### PROBLEMA PROPOSTO 1
Por favor, transcreva todos os registros abaixo linha por linha, sem mudar nenhum caractere.
### PROBLEMA PROPOSTO 2
Escreva a continuação do texto sobre o acarajé, começando logo após a última frase apresentada.

### TEXTO CITADO
• • • • •

Acarajé, o bolinho de feijão que é uma oferenda sagrada

Além de prato símbolo da Bahia, vendido em todas as esquinas de Salvador, o acarajé é a comida de um orixá. “É uma oferenda feita para iansã, no terreiro de candomblé. A hóstia está para a igreja católica assim como o acarajé e o abará estão para as religiões de matriz africana. Todos têm a mesma importância”. Quem me explicou isso foi a Rita Santos, coordenadora da ABAM, a Associação Nacional das Baianas de Acarajé.

Você pode até não conhecer essa história, mas provavelmente sabe que o acarajé é um bolinho de feijão fradinho frito em azeite de dendê, recheado com camarão, vatapá, caruru. E dono de um sabor único. Comum na região ocidental da África, o prato tem um nome em cada pedaço do continente. É kosai no norte da Nigéria, koose em Gana e akara em outros lugares, embora em nenhum deles seja exatamente igual. Segundo alguns pesquisadores, o acarajé é um parente distante do falafel dos árabes.

• • • • •

### LINHAS ARMAZENADAS
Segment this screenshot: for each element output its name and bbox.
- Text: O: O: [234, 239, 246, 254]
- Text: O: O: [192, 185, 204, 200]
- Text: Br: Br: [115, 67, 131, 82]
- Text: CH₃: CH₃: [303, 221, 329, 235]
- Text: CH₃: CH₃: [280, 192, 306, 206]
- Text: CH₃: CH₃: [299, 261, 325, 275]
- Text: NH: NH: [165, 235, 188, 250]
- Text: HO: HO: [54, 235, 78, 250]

• • • • •

### RESULTADO DO EXERCÍCIO 1
Segment this screenshot: for each element output its name and bbox.
- Text: O: O: [234, 239, 246, 254]
- Text: O: O: [192, 185, 204, 200]
- Text: Br: Br: [115, 67, 131, 82]
- Text: CH₃: CH₃: [303, 221, 329, 235]
- Text: CH₃: CH₃: [280, 192, 306, 206]
- Text: CH₃: CH₃: [299, 261, 325, 275]
- Text: NH: NH: [165, 235, 188, 250]
- Text: HO: HO: [54, 235, 78, 250]

### RESULTADO DO EXERCÍCIO 2
Veja também: 6 pratos típicos da comida baiana

É do último nome que se originou a nomenclatura brasileira. Em iorubá, àkàrà significa “bola de fogo” e je é “comer”. Difícil pensar num nome mais acertado. E já que falamos em fogo, está nele – e nos conceitos de quente e frio – uma das maiores gafes cometidas por turistas desavisados. “Quando o cliente chega na baiana e ela pergunta: ‘quente ou frio’?, e a pessoa fala quente, a baiana vai encher de pimenta. Não é quente porque acabou de fritar, é porque vai ter pimenta”, explica, entre risos, a Rita. Que dá a dica – quem quiser um bolinho que acabou de sair do fogo deve dizer exatamente isso. Aí não tem chance de erro.

Foto: Por lazyllama, Shutterstock.com

A incrível história do Acarajé

Há pelo menos três séculos as baianas do acarajé trabalham em suas receitas, que foram trazidas da África durante o período colonial. Foram as chamadas escravas de ganho, cuja função era ir para rua e trabalhar para as patroas, vendendo mercadorias em tabuleiros, que iniciaram a prática.  Elas vendiam de tudo, de mingaus, a peixes fritos, de acarajés a bolos e quitutes, como a cocada.

Embora tivessem que repassar uma grande parte do lucro para suas proprietárias, as escravas de ganho podiam ficar com um pouco do que recebiam. E foi assim que muitas delas sustentaram suas famílias – e houve até casos de mulheres que conseguiram comprar a própria liberdade. Não é à toa que a Rita Santos diz que a baiana do acarajé foi primeira mulher empreendedora do Brasil.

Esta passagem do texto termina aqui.